Task description →
From the listing below, extract every line in which the word "конкурса" appears.

========

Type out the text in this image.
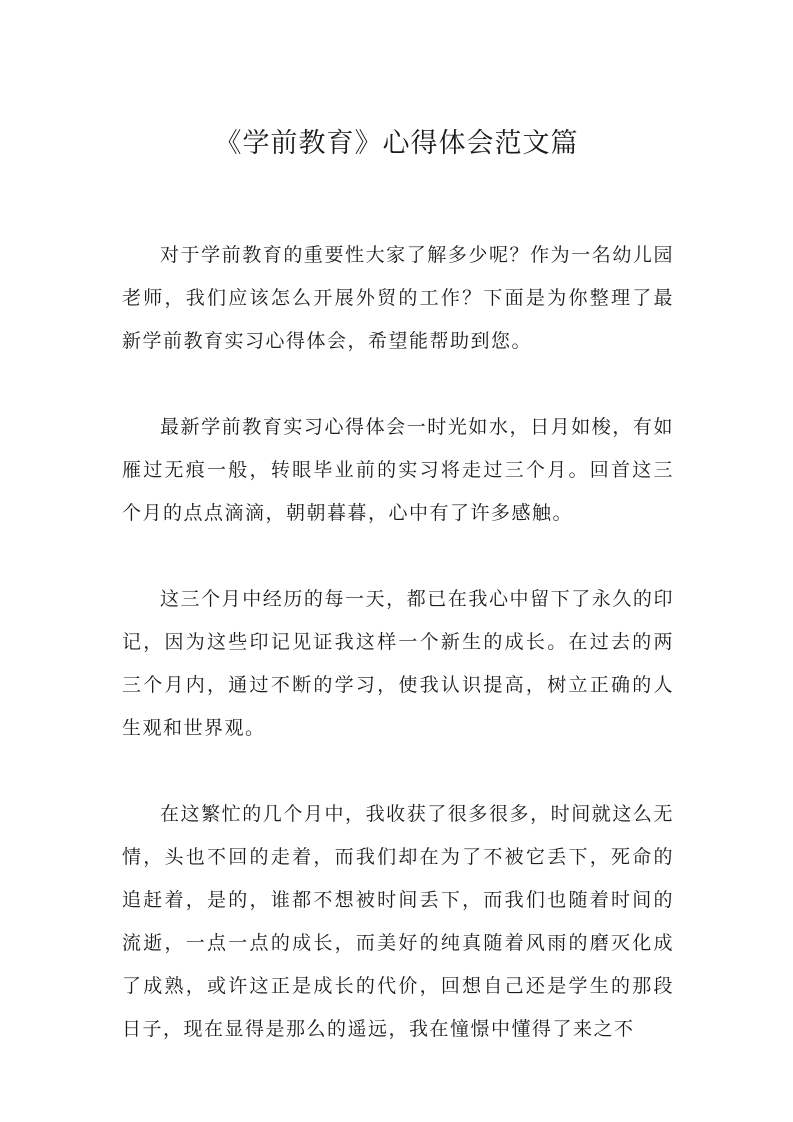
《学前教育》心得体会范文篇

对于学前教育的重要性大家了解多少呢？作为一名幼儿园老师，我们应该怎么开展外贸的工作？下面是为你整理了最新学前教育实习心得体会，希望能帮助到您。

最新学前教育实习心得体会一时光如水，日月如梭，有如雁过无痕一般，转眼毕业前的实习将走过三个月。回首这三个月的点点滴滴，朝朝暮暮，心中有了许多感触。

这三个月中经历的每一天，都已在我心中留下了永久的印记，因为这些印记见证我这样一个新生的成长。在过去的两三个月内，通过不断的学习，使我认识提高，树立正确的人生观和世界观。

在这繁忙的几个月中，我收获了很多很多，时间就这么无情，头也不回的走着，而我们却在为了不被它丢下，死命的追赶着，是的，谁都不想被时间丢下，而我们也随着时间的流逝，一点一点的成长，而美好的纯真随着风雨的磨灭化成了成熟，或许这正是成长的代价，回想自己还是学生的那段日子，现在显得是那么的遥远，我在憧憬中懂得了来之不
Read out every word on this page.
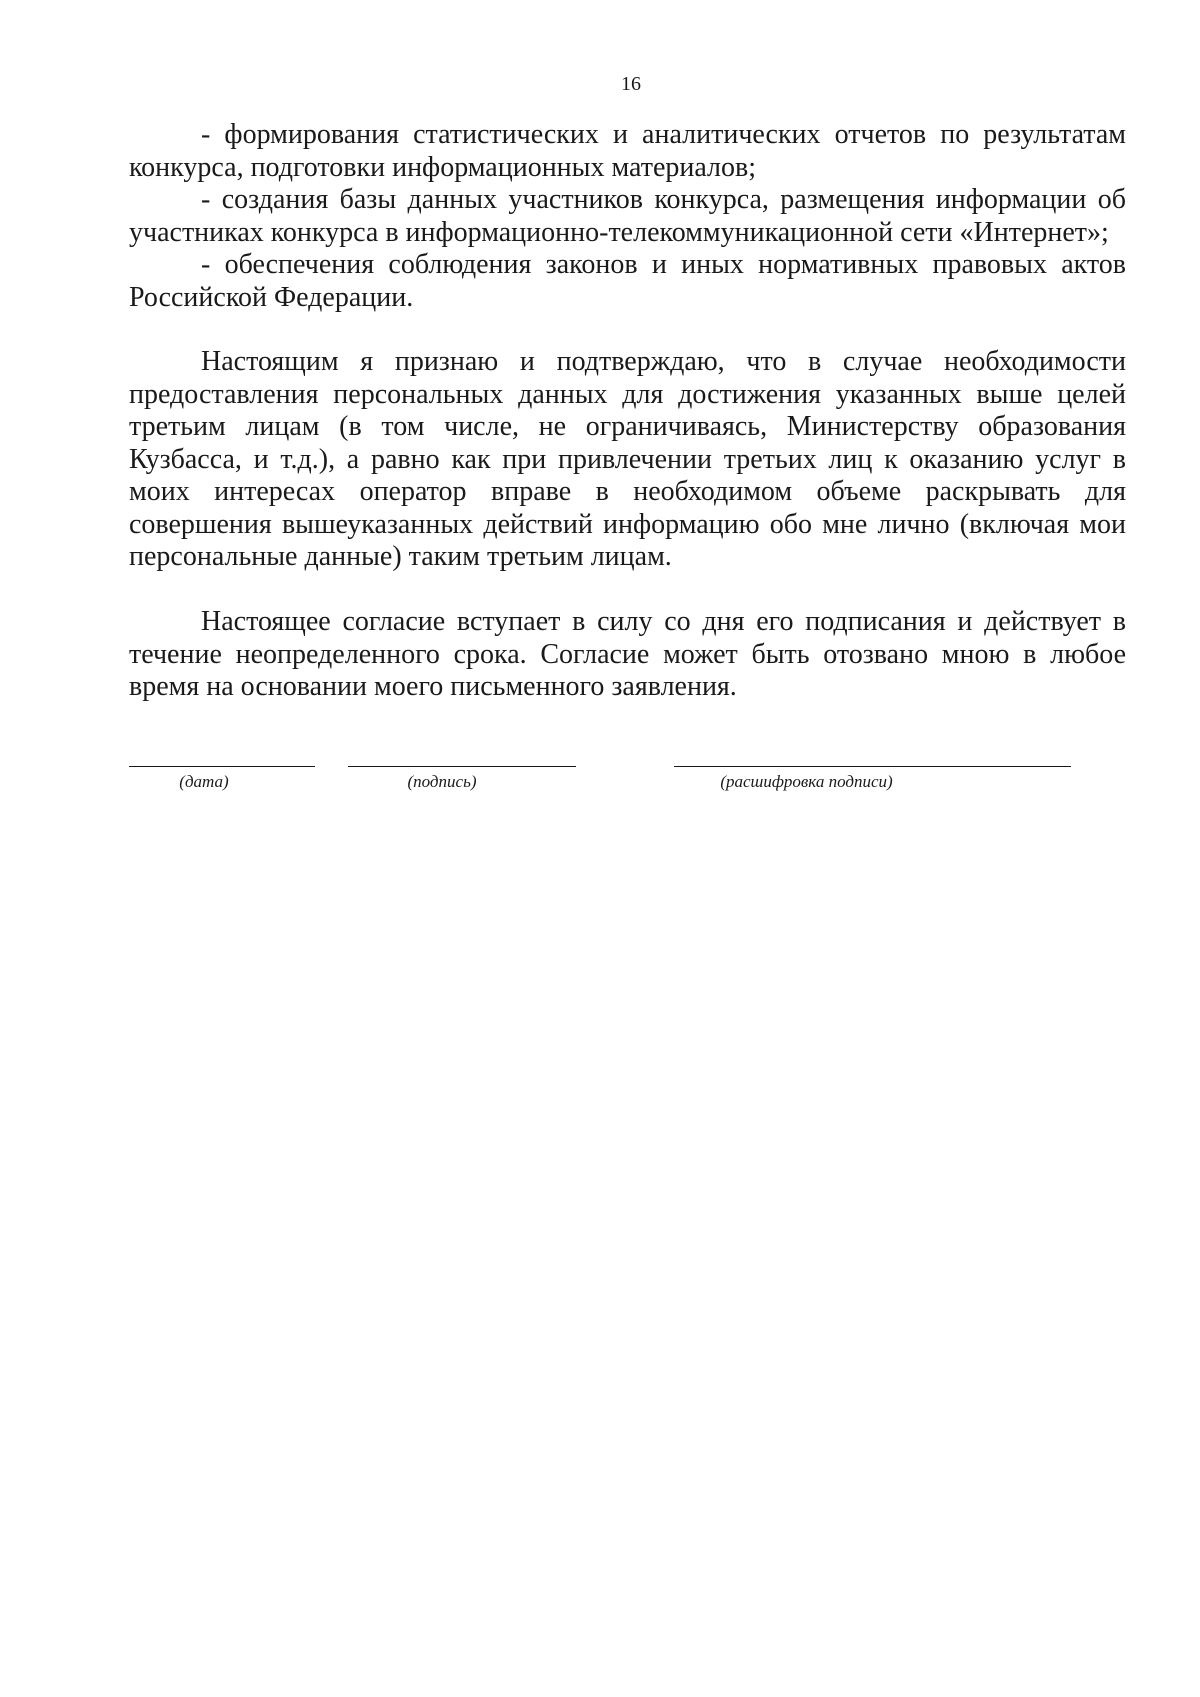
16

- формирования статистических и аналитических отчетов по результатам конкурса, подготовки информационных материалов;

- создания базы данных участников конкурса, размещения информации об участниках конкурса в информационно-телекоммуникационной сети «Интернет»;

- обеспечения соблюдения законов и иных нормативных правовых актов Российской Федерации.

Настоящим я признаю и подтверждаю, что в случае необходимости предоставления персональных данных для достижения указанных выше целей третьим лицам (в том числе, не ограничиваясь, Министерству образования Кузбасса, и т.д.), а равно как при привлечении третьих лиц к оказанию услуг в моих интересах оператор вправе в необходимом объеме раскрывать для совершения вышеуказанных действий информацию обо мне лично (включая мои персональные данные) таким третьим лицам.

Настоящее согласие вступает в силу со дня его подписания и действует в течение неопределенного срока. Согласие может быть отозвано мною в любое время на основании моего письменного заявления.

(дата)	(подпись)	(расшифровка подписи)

========

Written solution →
- формирования статистических и аналитических отчетов по результатам конкурса, подготовки информационных материалов;
- создания базы данных участников конкурса, размещения информации об участниках конкурса в информационно-телекоммуникационной сети «Интернет»;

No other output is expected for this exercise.